* [Dataset excerpts]:
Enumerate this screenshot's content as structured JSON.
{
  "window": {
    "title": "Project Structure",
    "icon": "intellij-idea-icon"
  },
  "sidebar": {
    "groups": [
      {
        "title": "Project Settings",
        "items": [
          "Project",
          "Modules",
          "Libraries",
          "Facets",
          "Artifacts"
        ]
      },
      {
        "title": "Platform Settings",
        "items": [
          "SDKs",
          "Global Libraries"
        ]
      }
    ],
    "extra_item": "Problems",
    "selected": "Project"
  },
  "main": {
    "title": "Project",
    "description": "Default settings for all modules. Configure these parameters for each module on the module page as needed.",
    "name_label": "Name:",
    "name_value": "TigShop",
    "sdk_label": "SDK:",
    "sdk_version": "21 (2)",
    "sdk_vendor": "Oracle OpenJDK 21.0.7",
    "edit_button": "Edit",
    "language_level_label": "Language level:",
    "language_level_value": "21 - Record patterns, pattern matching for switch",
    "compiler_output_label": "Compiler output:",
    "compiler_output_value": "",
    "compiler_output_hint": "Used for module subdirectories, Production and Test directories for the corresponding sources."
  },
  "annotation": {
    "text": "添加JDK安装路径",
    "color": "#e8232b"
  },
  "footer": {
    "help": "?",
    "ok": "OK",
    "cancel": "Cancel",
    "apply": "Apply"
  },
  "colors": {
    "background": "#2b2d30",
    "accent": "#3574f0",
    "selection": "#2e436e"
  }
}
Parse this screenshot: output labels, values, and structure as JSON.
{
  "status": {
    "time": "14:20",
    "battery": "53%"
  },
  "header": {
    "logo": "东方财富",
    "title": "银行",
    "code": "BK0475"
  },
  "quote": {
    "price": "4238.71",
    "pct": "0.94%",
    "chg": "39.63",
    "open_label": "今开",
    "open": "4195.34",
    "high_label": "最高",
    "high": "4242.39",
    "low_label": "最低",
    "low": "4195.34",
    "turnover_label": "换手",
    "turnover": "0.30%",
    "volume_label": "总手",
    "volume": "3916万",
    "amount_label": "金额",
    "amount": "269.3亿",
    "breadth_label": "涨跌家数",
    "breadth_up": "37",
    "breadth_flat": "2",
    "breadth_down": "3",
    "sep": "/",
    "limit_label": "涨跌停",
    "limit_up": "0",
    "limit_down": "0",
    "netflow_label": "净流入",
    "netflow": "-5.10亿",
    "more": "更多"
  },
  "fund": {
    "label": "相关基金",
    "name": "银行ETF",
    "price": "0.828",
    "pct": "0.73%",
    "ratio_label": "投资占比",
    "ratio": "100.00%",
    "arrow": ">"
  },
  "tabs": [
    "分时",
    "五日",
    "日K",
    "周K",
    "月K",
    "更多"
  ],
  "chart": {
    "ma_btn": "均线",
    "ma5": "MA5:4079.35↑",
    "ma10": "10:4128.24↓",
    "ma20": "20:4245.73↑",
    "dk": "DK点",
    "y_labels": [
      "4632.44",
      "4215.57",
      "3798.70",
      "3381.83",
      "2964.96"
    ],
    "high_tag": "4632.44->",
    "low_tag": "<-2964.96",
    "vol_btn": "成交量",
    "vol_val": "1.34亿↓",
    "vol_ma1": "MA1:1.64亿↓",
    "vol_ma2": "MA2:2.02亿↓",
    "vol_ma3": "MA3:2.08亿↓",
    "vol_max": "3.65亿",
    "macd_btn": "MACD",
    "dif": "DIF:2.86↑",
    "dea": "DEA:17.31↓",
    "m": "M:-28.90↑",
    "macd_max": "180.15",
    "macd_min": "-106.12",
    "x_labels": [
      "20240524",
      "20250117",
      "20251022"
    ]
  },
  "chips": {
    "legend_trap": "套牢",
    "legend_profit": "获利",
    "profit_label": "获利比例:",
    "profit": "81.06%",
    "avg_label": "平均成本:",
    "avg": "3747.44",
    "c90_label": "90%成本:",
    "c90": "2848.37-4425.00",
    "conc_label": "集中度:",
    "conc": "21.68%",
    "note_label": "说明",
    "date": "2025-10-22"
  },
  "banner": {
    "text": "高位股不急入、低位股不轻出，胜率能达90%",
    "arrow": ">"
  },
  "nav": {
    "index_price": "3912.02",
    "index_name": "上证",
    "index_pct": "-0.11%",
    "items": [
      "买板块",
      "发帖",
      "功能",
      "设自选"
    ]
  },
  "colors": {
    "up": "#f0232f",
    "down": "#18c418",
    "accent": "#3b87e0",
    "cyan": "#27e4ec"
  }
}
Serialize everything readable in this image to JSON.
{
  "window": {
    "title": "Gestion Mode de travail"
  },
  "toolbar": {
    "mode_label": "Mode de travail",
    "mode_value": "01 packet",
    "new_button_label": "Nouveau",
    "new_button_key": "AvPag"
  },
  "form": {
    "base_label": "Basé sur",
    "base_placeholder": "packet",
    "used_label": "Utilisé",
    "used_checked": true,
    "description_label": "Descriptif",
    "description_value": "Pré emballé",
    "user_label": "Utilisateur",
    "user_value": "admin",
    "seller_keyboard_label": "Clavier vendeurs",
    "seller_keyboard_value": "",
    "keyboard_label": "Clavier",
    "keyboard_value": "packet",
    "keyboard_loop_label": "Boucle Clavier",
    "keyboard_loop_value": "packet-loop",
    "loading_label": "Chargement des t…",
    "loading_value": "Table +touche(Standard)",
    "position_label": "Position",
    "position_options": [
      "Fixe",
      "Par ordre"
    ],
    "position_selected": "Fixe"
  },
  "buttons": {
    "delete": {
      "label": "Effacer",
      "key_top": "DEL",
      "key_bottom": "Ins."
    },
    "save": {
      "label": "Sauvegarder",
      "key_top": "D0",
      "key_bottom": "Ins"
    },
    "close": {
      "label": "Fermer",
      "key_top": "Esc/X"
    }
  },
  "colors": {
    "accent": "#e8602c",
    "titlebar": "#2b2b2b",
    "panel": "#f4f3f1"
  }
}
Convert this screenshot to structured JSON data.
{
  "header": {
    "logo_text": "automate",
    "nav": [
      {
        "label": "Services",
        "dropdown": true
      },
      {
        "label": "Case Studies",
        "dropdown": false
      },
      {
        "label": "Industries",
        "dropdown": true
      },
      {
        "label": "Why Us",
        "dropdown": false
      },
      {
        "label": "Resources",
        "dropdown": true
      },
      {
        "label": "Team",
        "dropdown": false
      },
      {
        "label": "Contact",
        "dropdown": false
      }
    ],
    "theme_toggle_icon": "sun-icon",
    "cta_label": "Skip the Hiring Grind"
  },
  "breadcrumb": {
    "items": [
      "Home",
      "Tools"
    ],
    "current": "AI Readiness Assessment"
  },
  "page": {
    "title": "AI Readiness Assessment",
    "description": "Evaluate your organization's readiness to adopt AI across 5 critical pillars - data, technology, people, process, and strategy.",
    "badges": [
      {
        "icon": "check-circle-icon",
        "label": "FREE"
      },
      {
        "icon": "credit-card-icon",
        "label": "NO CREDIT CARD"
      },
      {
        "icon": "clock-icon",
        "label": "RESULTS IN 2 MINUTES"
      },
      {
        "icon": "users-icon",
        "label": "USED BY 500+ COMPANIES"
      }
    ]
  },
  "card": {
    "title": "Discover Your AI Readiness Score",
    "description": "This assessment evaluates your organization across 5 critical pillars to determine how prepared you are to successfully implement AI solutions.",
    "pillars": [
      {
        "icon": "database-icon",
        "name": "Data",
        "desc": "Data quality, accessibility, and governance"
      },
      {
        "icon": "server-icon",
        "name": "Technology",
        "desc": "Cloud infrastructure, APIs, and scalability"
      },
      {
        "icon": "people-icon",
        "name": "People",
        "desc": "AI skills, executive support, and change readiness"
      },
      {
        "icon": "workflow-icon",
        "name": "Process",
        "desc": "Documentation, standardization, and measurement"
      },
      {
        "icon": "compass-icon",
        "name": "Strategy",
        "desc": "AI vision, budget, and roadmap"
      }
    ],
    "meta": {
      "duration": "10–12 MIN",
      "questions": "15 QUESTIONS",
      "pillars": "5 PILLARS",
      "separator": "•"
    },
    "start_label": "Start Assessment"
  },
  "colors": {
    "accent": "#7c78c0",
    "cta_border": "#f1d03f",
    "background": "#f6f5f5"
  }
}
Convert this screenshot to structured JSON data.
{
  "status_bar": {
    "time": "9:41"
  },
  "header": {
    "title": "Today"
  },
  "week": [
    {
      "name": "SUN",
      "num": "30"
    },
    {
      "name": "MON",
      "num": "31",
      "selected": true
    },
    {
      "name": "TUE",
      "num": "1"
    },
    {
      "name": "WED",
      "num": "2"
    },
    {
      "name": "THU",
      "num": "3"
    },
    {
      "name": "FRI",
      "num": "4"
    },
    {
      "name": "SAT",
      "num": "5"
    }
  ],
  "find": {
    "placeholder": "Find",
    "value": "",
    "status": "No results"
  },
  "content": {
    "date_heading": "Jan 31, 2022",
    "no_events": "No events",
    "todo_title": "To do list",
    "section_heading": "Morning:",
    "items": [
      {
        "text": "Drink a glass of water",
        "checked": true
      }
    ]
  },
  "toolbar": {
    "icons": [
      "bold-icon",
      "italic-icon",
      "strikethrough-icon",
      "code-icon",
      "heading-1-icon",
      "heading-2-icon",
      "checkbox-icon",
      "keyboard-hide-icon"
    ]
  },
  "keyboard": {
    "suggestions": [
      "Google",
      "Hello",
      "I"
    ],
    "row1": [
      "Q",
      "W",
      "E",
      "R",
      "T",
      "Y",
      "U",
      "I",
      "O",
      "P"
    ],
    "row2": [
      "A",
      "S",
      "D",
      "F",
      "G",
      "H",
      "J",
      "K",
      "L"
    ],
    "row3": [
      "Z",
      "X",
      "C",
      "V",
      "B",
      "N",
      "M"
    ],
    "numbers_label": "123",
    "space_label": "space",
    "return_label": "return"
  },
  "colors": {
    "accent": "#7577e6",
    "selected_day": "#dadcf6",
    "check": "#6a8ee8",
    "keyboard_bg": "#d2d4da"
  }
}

* [Goal]: Find the word "across" in the data and show each line that holds it.

* [Written answer]:
    "description": "Evaluate your organization's readiness to adopt AI across 5 critical pillars - data, technology, people, process, and strategy.",
    "description": "This assessment evaluates your organization across 5 critical pillars to determine how prepared you are to successfully implement AI solutions.",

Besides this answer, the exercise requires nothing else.